##### RECORDED DATA
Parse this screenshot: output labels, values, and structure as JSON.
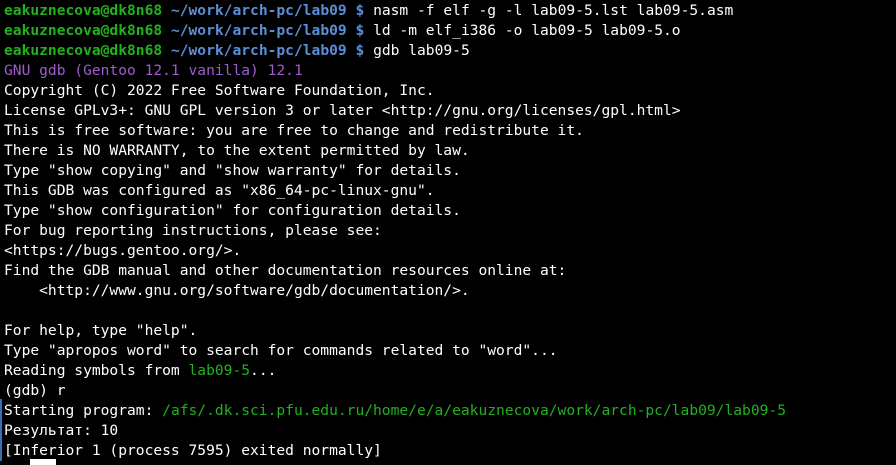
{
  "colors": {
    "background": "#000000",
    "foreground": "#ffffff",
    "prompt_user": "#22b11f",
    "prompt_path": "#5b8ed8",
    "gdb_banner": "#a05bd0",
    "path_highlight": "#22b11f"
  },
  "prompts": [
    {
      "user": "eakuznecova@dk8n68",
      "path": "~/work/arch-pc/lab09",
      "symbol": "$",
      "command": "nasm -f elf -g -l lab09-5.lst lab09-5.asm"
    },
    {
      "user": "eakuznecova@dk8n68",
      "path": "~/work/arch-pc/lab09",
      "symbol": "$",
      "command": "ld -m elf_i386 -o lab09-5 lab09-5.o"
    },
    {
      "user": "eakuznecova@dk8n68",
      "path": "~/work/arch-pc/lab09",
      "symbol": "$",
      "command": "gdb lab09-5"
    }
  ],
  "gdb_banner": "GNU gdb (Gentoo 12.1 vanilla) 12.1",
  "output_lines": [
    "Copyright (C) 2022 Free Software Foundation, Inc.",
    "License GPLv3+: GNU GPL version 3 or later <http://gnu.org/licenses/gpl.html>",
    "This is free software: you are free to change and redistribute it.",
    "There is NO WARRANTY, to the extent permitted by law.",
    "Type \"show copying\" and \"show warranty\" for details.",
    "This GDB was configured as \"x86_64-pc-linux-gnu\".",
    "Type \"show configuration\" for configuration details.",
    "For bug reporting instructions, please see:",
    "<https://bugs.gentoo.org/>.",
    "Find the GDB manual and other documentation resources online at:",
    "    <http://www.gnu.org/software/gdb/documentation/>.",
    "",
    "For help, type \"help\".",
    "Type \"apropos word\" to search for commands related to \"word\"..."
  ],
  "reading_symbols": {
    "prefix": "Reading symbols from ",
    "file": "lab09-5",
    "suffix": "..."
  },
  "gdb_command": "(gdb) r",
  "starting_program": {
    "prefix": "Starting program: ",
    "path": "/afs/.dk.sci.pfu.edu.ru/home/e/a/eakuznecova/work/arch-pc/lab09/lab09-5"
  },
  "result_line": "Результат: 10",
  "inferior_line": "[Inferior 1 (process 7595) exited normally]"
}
##########
• **WHAT YOU SHOULD DO**: Read the entries and pick out all lines that include the word "show".

• **SOLVED EXERCISE**:
    "Type \"show copying\" and \"show warranty\" for details.",
    "Type \"show configuration\" for configuration details.",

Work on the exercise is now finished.